MATERIAL PROVIDED

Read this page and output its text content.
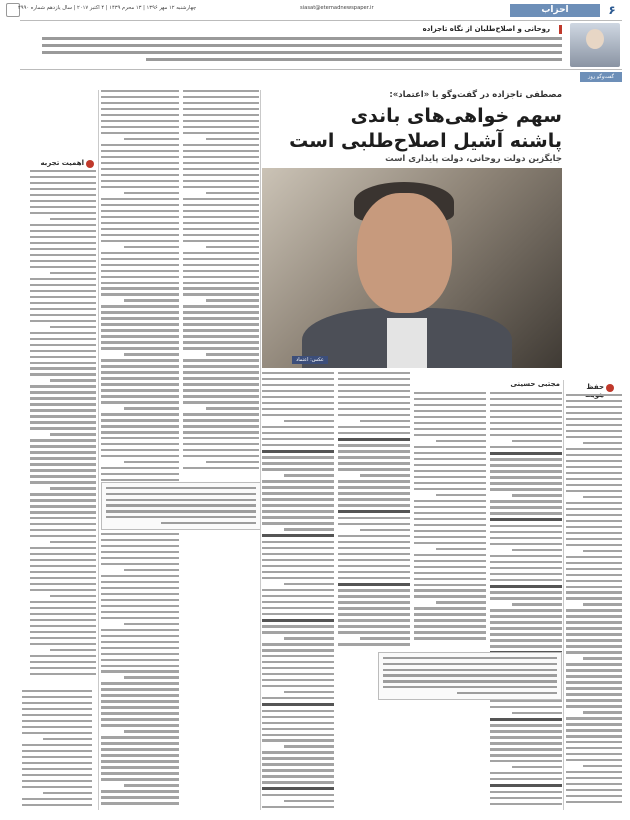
چهارشنبه ۱۲ مهر ۱۳۹۶ | ۱۳ محرم ۱۴۳۹ | ۴ اکتبر ۲۰۱۷ | سال یازدهم شماره ۲۹۹۰	siasat@etemadnewspaper.ir	احزاب	۶
روحانی و اصلاح‌طلبان از نگاه تاجزاده
گفت‌وگو روز
مصطفی تاجزاده در گفت‌وگو با «اعتماد»:
سهم خواهی‌های باندی
پاشنه آشیل اصلاح‌طلبی است
جایگزین دولت روحانی، دولت پایداری است
عکس: اعتماد
حفظ
اهمیت تجربه
مجتبی حسینی
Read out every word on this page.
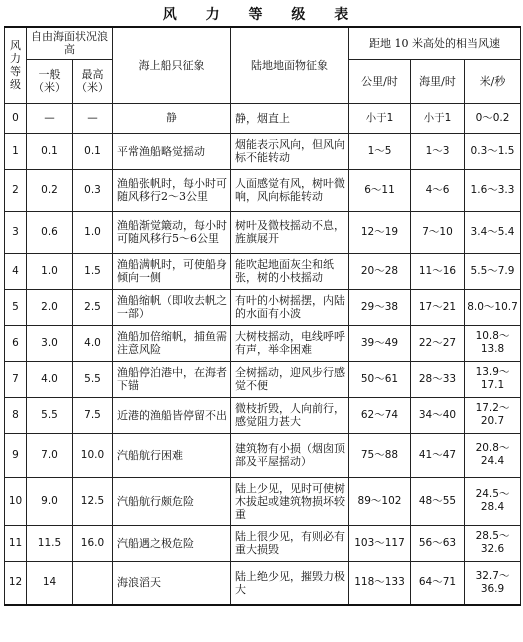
风 力 等 级 表
风力等级	自由海面状况浪 高		海上船只征象	陆地地面物征象	距地 10 米高处的相当风速		
	一般（米）	最高（米）			公里/时	海里/时	米/秒
0	—	—	静	静，烟直上	小于1	小于1	0～0.2
1	0.1	0.1	平常渔船略觉摇动	烟能表示风向，但风向标不能转动	1～5	1～3	0.3～1.5
2	0.2	0.3	渔船张帆时，每小时可随风移行2～3公里	人面感觉有风，树叶微响，风向标能转动	6～11	4～6	1.6～3.3
3	0.6	1.0	渔船渐觉簸动，每小时可随风移行5～6公里	树叶及微枝摇动不息，旌旗展开	12～19	7～10	3.4～5.4
4	1.0	1.5	渔船满帆时，可使船身倾向一侧	能吹起地面灰尘和纸张，树的小枝摇动	20～28	11～16	5.5～7.9
5	2.0	2.5	渔船缩帆（即收去帆之一部）	有叶的小树摇摆，内陆的水面有小波	29～38	17～21	8.0～10.7
6	3.0	4.0	渔船加倍缩帆，捕鱼需注意风险	大树枝摇动，电线呼呼有声，举伞困难	39～49	22～27	10.8～13.8
7	4.0	5.5	渔船停泊港中，在海者下锚	全树摇动，迎风步行感觉不便	50～61	28～33	13.9～17.1
8	5.5	7.5	近港的渔船皆停留不出	微枝折毁，人向前行，感觉阻力甚大	62～74	34～40	17.2～20.7
9	7.0	10.0	汽船航行困难	建筑物有小损（烟囱顶部及平屋摇动）	75～88	41～47	20.8～24.4
10	9.0	12.5	汽船航行颇危险	陆上少见，见时可使树木拔起或建筑物损坏较重	89～102	48～55	24.5～28.4
11	11.5	16.0	汽船遇之极危险	陆上很少见，有则必有重大损毁	103～117	56～63	28.5～32.6
12	14		海浪滔天	陆上绝少见，摧毁力极大	118～133	64～71	32.7～36.9
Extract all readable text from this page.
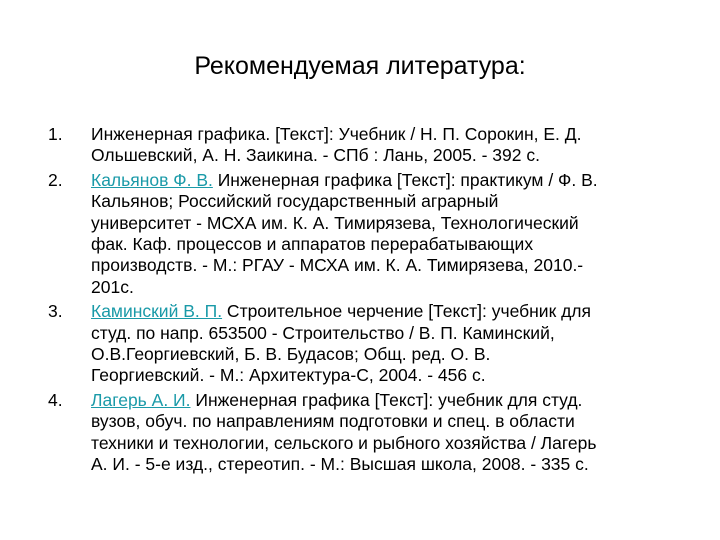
Рекомендуемая литература:
1.	Инженерная графика. [Текст]: Учебник / Н. П. Сорокин, Е. Д.
Ольшевский, А. Н. Заикина. - СПб : Лань, 2005. - 392 с.
2.	Кальянов Ф. В. Инженерная графика [Текст]: практикум / Ф. В.
Кальянов; Российский государственный аграрный
университет - МСХА им. К. А. Тимирязева, Технологический
фак. Каф. процессов и аппаратов перерабатывающих
производств. - М.: РГАУ - МСХА им. К. А. Тимирязева, 2010.-
201с.
3.	Каминский В. П. Строительное черчение [Текст]: учебник для
студ. по напр. 653500 - Строительство / В. П. Каминский,
О.В.Георгиевский, Б. В. Будасов; Общ. ред. О. В.
Георгиевский. - М.: Архитектура-С, 2004. - 456 с.
4.	Лагерь А. И. Инженерная графика [Текст]: учебник для студ.
вузов, обуч. по направлениям подготовки и спец. в области
техники и технологии, сельского и рыбного хозяйства / Лагерь
А. И. - 5-е изд., стереотип. - М.: Высшая школа, 2008. - 335 с.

YOUR INSTRUCTIONS
Find each line holding the string "Текст" and copy it out.

FINAL RESULT
1.	Инженерная графика. [Текст]: Учебник / Н. П. Сорокин, Е. Д.
2.	Кальянов Ф. В. Инженерная графика [Текст]: практикум / Ф. В.
3.	Каминский В. П. Строительное черчение [Текст]: учебник для
4.	Лагерь А. И. Инженерная графика [Текст]: учебник для студ.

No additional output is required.